[Entries from a dataset]
==============================

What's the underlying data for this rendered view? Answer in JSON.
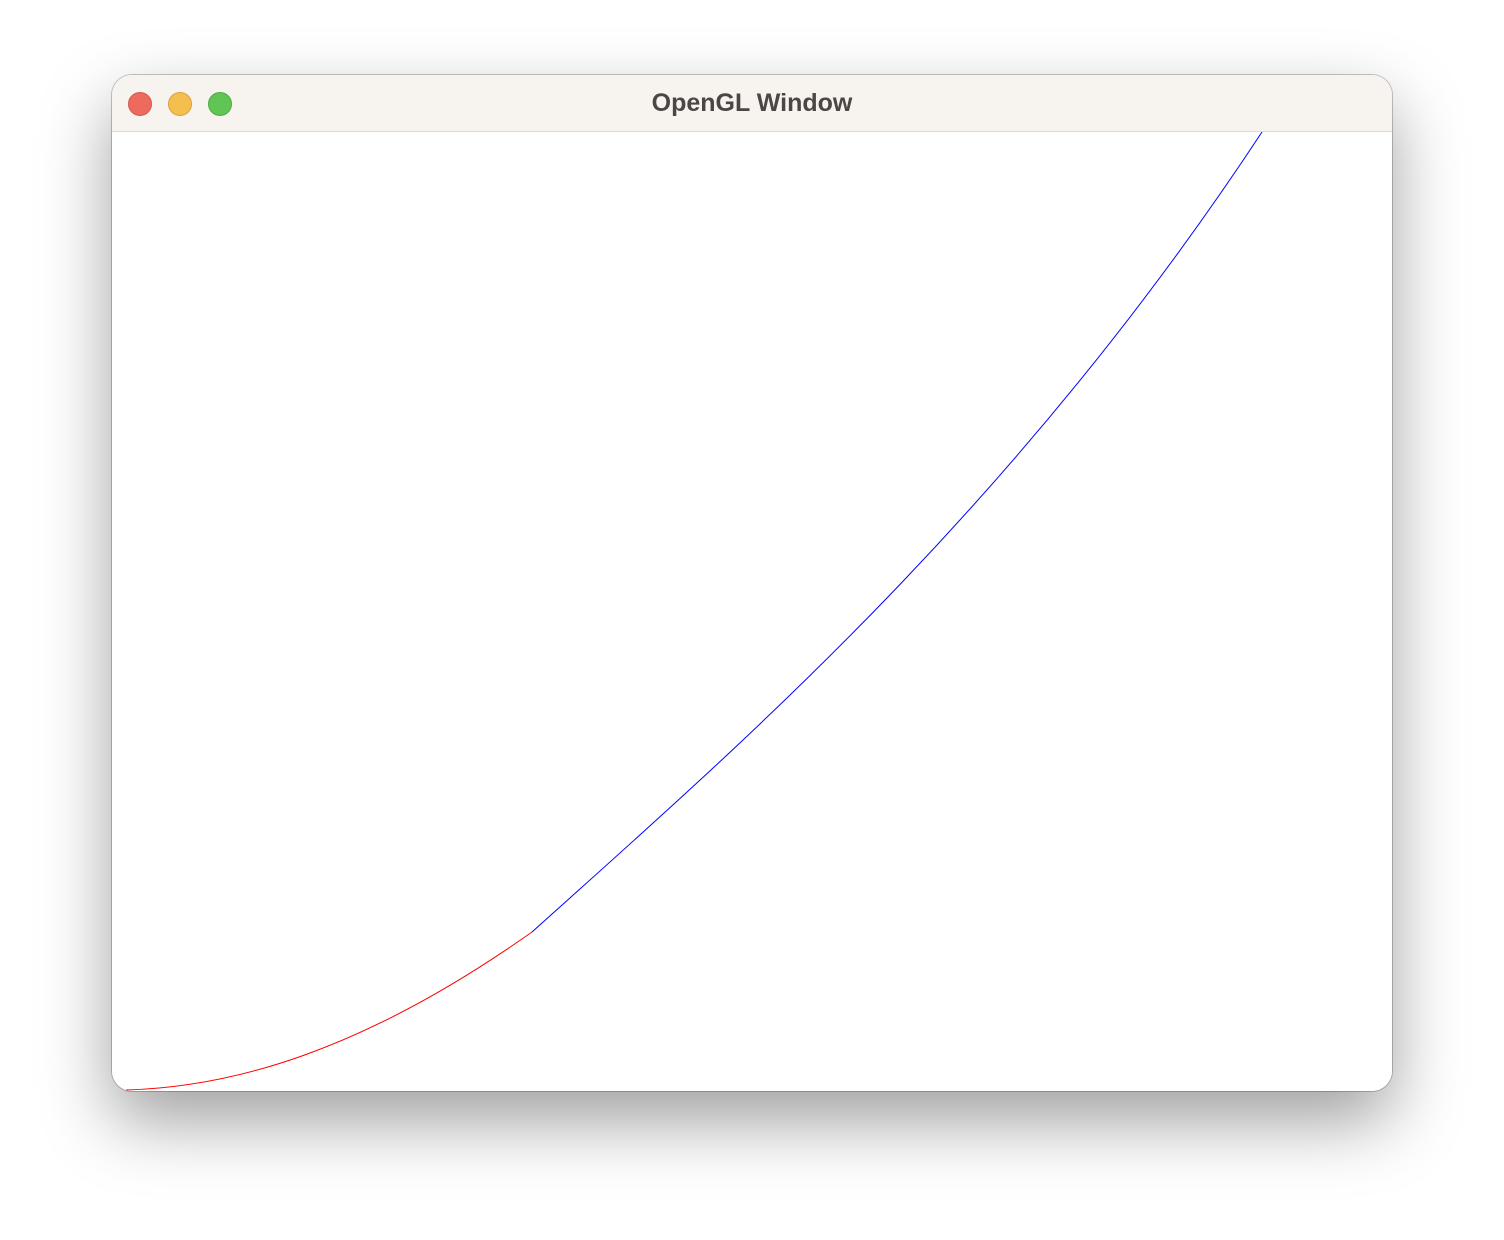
{
  "window": {
    "title": "OpenGL Window"
  },
  "canvas": {
    "background": "#ffffff",
    "curves": [
      {
        "color": "#ff0000",
        "x_range": [
          0.0,
          0.31
        ],
        "function": "quadratic-ease"
      },
      {
        "color": "#0000ff",
        "x_range": [
          0.31,
          0.9
        ],
        "function": "rising-convex"
      }
    ]
  },
  "colors": {
    "titlebar": "#f7f3ef",
    "close": "#ed6a5e",
    "minimize": "#f5bf4f",
    "zoom": "#61c554"
  }
}
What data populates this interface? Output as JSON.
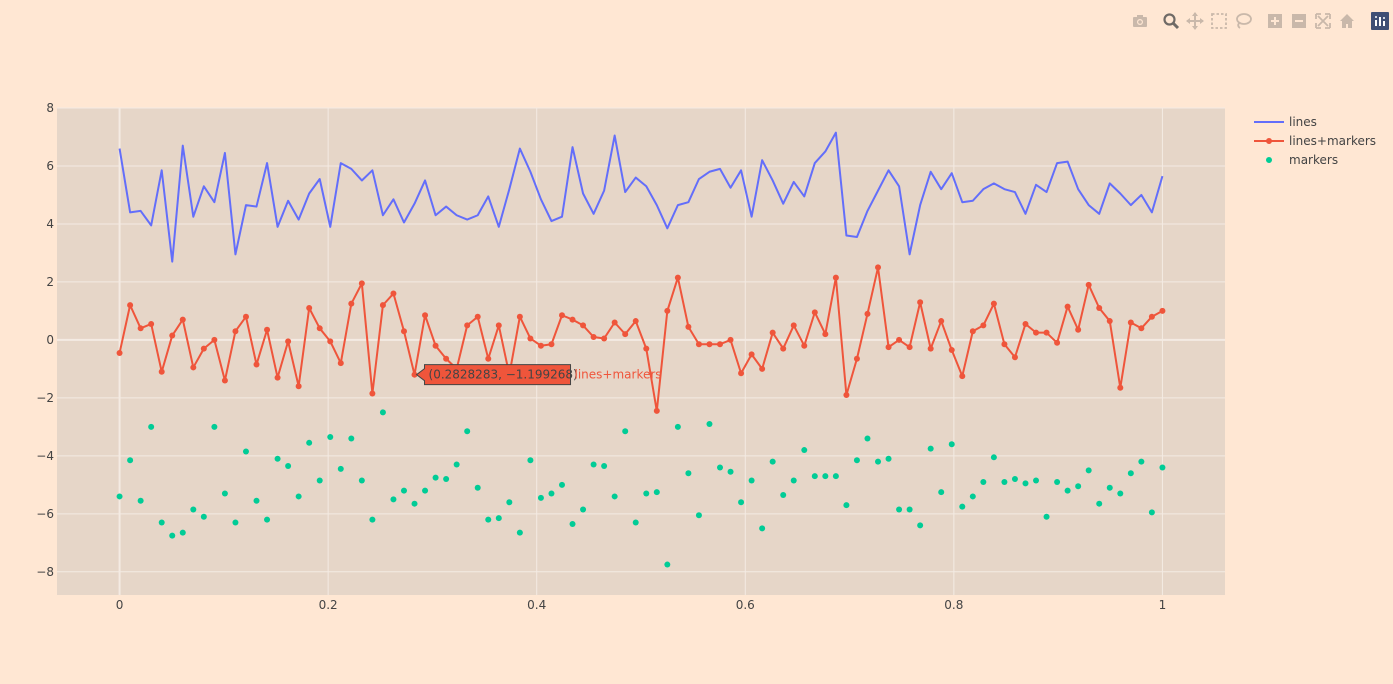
{
  "colors": {
    "paper_bg": "#ffe7d3",
    "plot_bg": "#e6d6c8",
    "grid": "#f4ebe3",
    "lines": "#636efa",
    "lines_markers": "#ef553b",
    "markers": "#00cc96",
    "modebar_icon": "#c9b8aa",
    "modebar_active": "#6f6a66",
    "plotly_logo_bg": "#3f4f75"
  },
  "modebar": [
    {
      "name": "camera-icon",
      "title": "Download plot as a png"
    },
    {
      "name": "zoom-icon",
      "title": "Zoom"
    },
    {
      "name": "pan-icon",
      "title": "Pan"
    },
    {
      "name": "box-select-icon",
      "title": "Box Select"
    },
    {
      "name": "lasso-select-icon",
      "title": "Lasso Select"
    },
    {
      "name": "zoom-in-icon",
      "title": "Zoom in"
    },
    {
      "name": "zoom-out-icon",
      "title": "Zoom out"
    },
    {
      "name": "autoscale-icon",
      "title": "Autoscale"
    },
    {
      "name": "reset-axes-icon",
      "title": "Reset axes"
    },
    {
      "name": "plotly-logo-icon",
      "title": "Produced with Plotly"
    }
  ],
  "hover": {
    "x": 0.2828283,
    "y": -1.199268,
    "text": "(0.2828283, −1.199268)",
    "trace_name": "lines+markers"
  },
  "chart_data": {
    "type": "line",
    "title": "",
    "xlabel": "",
    "ylabel": "",
    "xlim": [
      -0.06,
      1.06
    ],
    "ylim": [
      -8.8,
      8
    ],
    "grid": true,
    "legend_position": "top-right",
    "x_ticks": [
      0,
      0.2,
      0.4,
      0.6,
      0.8,
      1
    ],
    "x_tick_labels": [
      "0",
      "0.2",
      "0.4",
      "0.6",
      "0.8",
      "1"
    ],
    "y_ticks": [
      -8,
      -6,
      -4,
      -2,
      0,
      2,
      4,
      6,
      8
    ],
    "y_tick_labels": [
      "−8",
      "−6",
      "−4",
      "−2",
      "0",
      "2",
      "4",
      "6",
      "8"
    ],
    "x_start": 0,
    "x_step": 0.010101,
    "series": [
      {
        "name": "lines",
        "mode": "lines",
        "values": [
          6.6,
          4.4,
          4.45,
          3.95,
          5.85,
          2.7,
          6.7,
          4.25,
          5.3,
          4.75,
          6.45,
          2.95,
          4.65,
          4.6,
          6.1,
          3.9,
          4.8,
          4.15,
          5.05,
          5.55,
          3.9,
          6.1,
          5.9,
          5.5,
          5.85,
          4.3,
          4.85,
          4.05,
          4.7,
          5.5,
          4.3,
          4.6,
          4.3,
          4.15,
          4.3,
          4.95,
          3.9,
          5.2,
          6.6,
          5.8,
          4.85,
          4.1,
          4.25,
          6.65,
          5.05,
          4.35,
          5.15,
          7.05,
          5.1,
          5.6,
          5.3,
          4.65,
          3.85,
          4.65,
          4.75,
          5.55,
          5.8,
          5.9,
          5.25,
          5.85,
          4.25,
          6.2,
          5.5,
          4.7,
          5.45,
          4.95,
          6.1,
          6.5,
          7.15,
          3.6,
          3.55,
          4.45,
          5.15,
          5.85,
          5.3,
          2.95,
          4.65,
          5.8,
          5.2,
          5.75,
          4.75,
          4.8,
          5.2,
          5.4,
          5.2,
          5.1,
          4.35,
          5.35,
          5.1,
          6.1,
          6.15,
          5.2,
          4.65,
          4.35,
          5.4,
          5.05,
          4.65,
          5.0,
          4.4,
          5.65
        ]
      },
      {
        "name": "lines+markers",
        "mode": "lines+markers",
        "values": [
          -0.45,
          1.2,
          0.4,
          0.55,
          -1.1,
          0.15,
          0.7,
          -0.95,
          -0.3,
          0.0,
          -1.4,
          0.3,
          0.8,
          -0.85,
          0.35,
          -1.3,
          -0.05,
          -1.6,
          1.1,
          0.4,
          -0.05,
          -0.8,
          1.25,
          1.95,
          -1.85,
          1.2,
          1.6,
          0.3,
          -1.2,
          0.85,
          -0.2,
          -0.65,
          -1.0,
          0.5,
          0.8,
          -0.65,
          0.5,
          -1.2,
          0.8,
          0.05,
          -0.2,
          -0.15,
          0.85,
          0.7,
          0.5,
          0.1,
          0.05,
          0.6,
          0.2,
          0.65,
          -0.3,
          -2.45,
          1.0,
          2.15,
          0.45,
          -0.15,
          -0.15,
          -0.15,
          0.0,
          -1.15,
          -0.5,
          -1.0,
          0.25,
          -0.3,
          0.5,
          -0.2,
          0.95,
          0.2,
          2.15,
          -1.9,
          -0.65,
          0.9,
          2.5,
          -0.25,
          0.0,
          -0.25,
          1.3,
          -0.3,
          0.65,
          -0.35,
          -1.25,
          0.3,
          0.5,
          1.25,
          -0.15,
          -0.6,
          0.55,
          0.25,
          0.25,
          -0.1,
          1.15,
          0.35,
          1.9,
          1.1,
          0.65,
          -1.65,
          0.6,
          0.4,
          0.8,
          1.0
        ]
      },
      {
        "name": "markers",
        "mode": "markers",
        "values": [
          -5.4,
          -4.15,
          -5.55,
          -3.0,
          -6.3,
          -6.75,
          -6.65,
          -5.85,
          -6.1,
          -3.0,
          -5.3,
          -6.3,
          -3.85,
          -5.55,
          -6.2,
          -4.1,
          -4.35,
          -5.4,
          -3.55,
          -4.85,
          -3.35,
          -4.45,
          -3.4,
          -4.85,
          -6.2,
          -2.5,
          -5.5,
          -5.2,
          -5.65,
          -5.2,
          -4.75,
          -4.8,
          -4.3,
          -3.15,
          -5.1,
          -6.2,
          -6.15,
          -5.6,
          -6.65,
          -4.15,
          -5.45,
          -5.3,
          -5.0,
          -6.35,
          -5.85,
          -4.3,
          -4.35,
          -5.4,
          -3.15,
          -6.3,
          -5.3,
          -5.25,
          -7.75,
          -3.0,
          -4.6,
          -6.05,
          -2.9,
          -4.4,
          -4.55,
          -5.6,
          -4.85,
          -6.5,
          -4.2,
          -5.35,
          -4.85,
          -3.8,
          -4.7,
          -4.7,
          -4.7,
          -5.7,
          -4.15,
          -3.4,
          -4.2,
          -4.1,
          -5.85,
          -5.85,
          -6.4,
          -3.75,
          -5.25,
          -3.6,
          -5.75,
          -5.4,
          -4.9,
          -4.05,
          -4.9,
          -4.8,
          -4.95,
          -4.85,
          -6.1,
          -4.9,
          -5.2,
          -5.05,
          -4.5,
          -5.65,
          -5.1,
          -5.3,
          -4.6,
          -4.2,
          -5.95,
          -4.4
        ]
      }
    ]
  }
}
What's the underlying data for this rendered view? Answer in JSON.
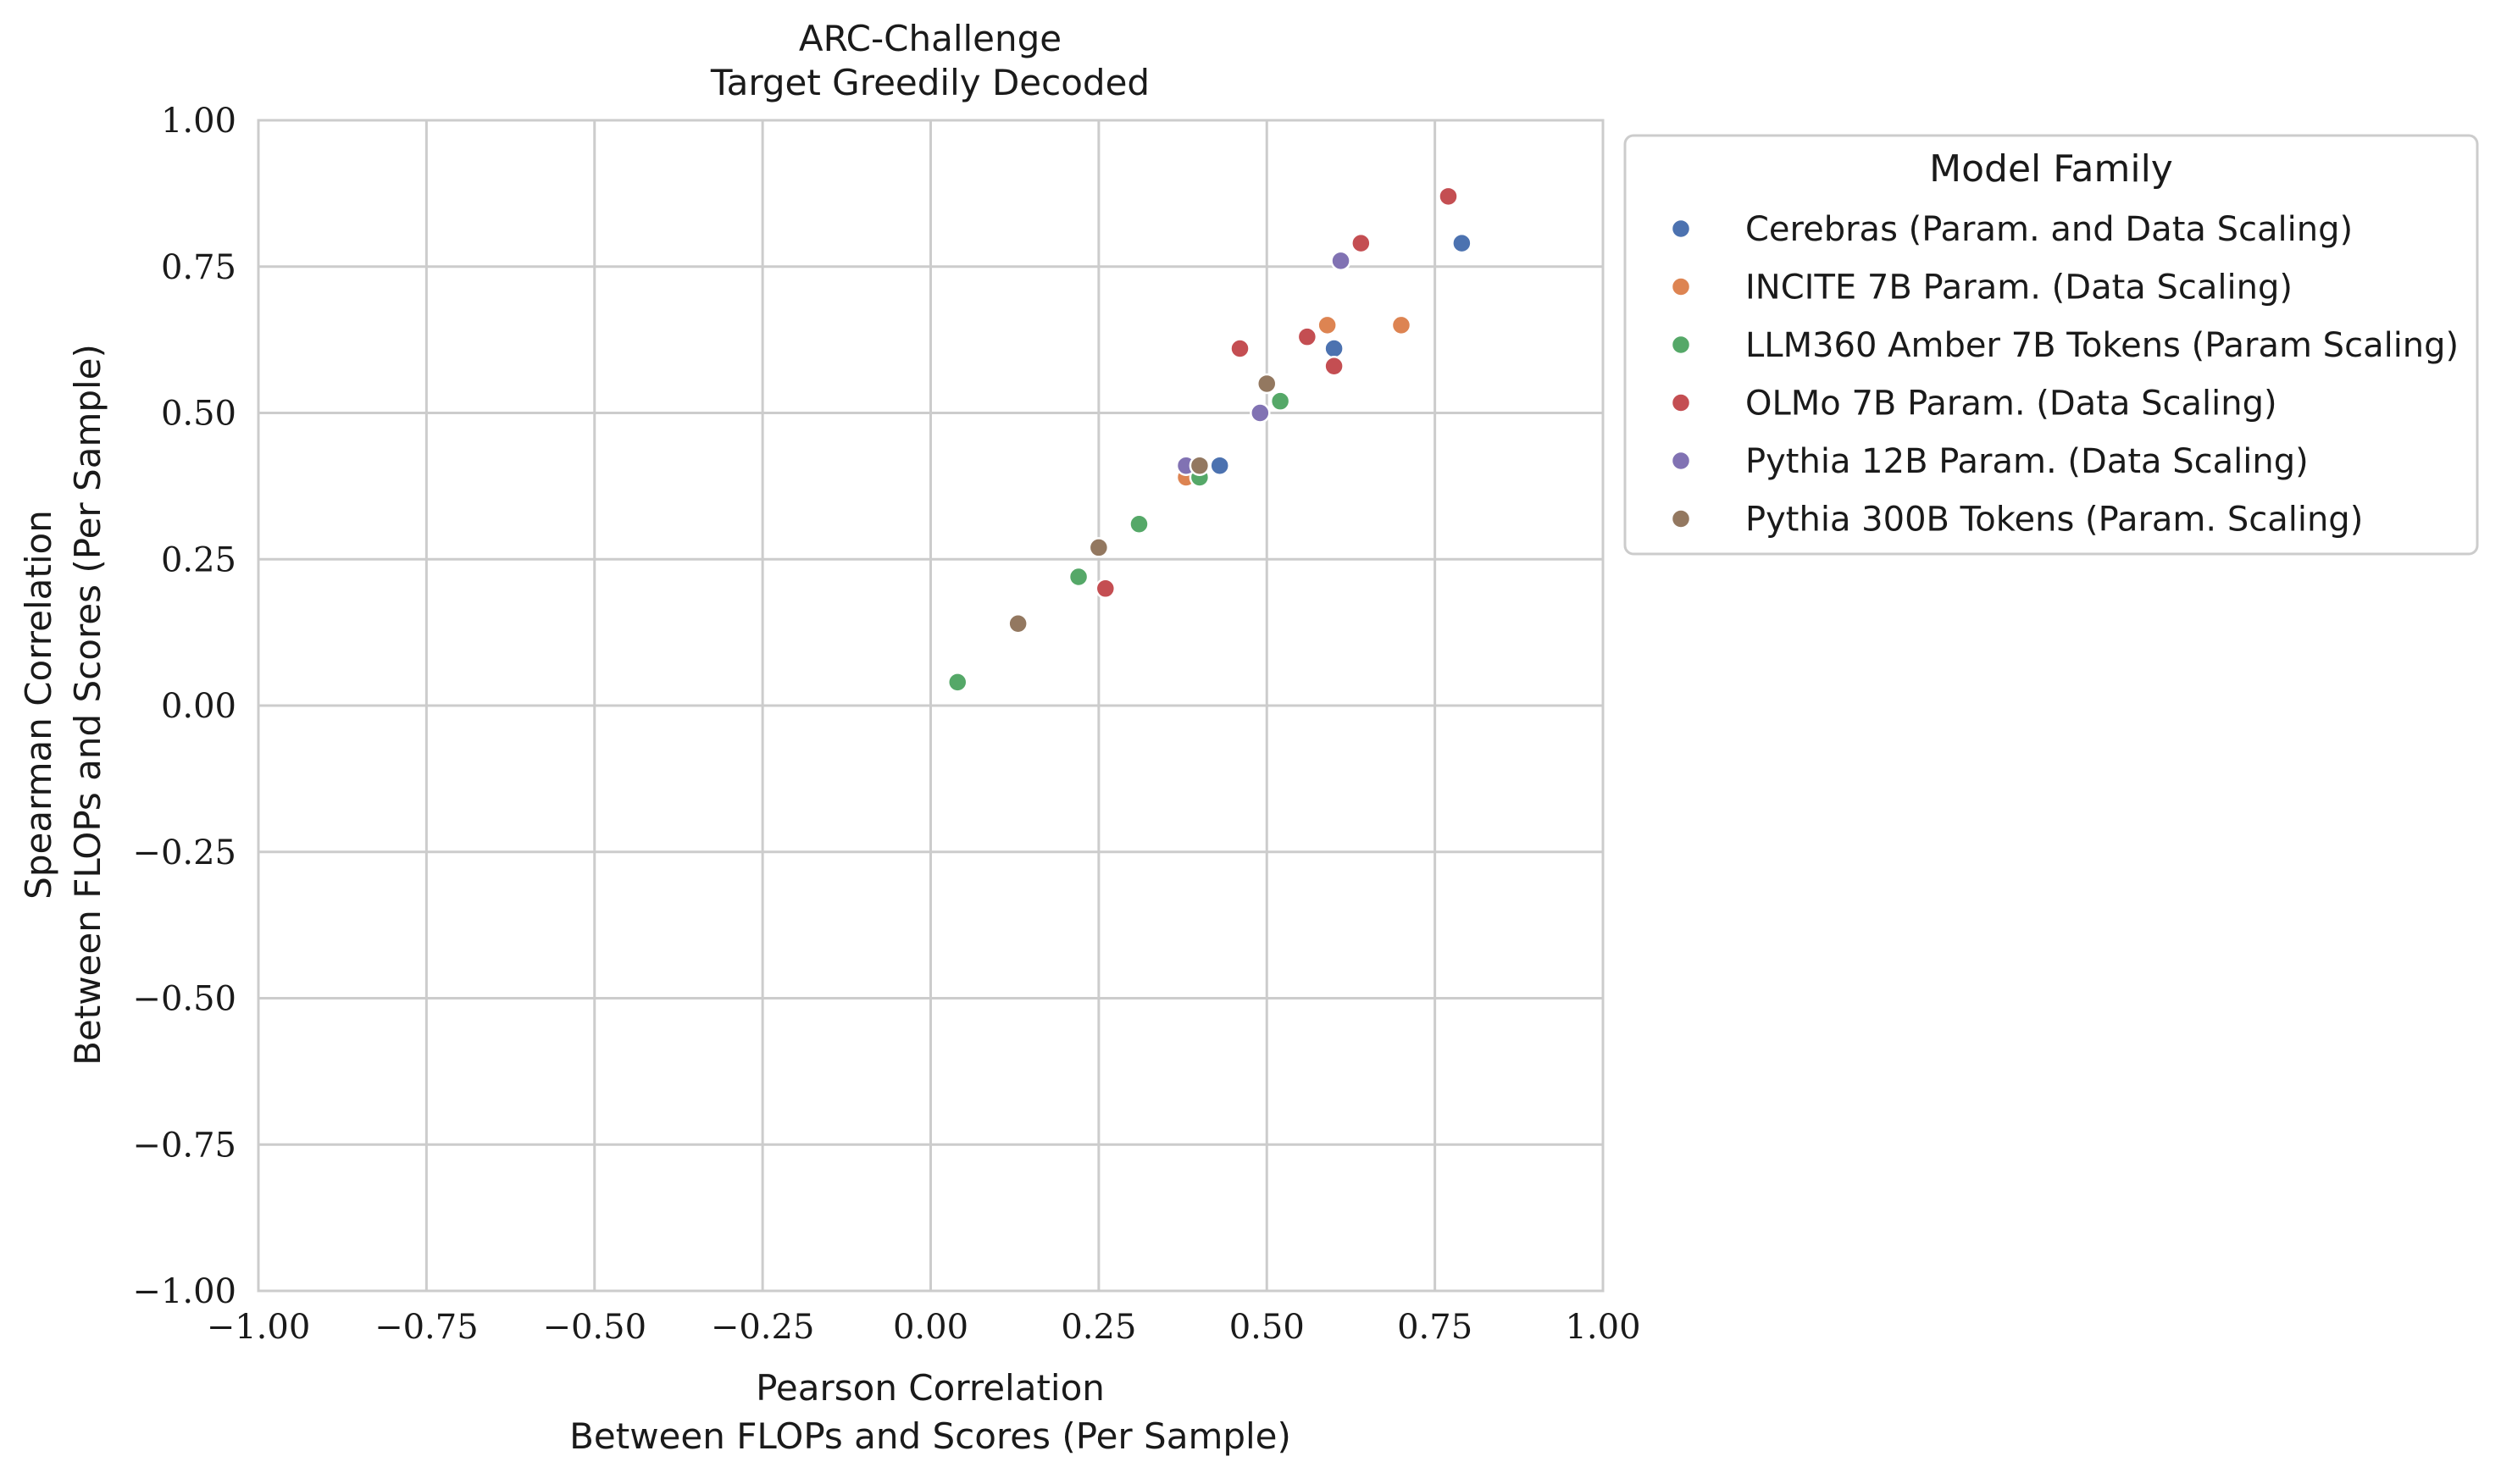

==============================

(AIM): In the material above, find each line that contains the word "axes", and select it.

(EXERCISE RESULT):
      "name": "reset-axes-icon",
      "title": "Reset axes"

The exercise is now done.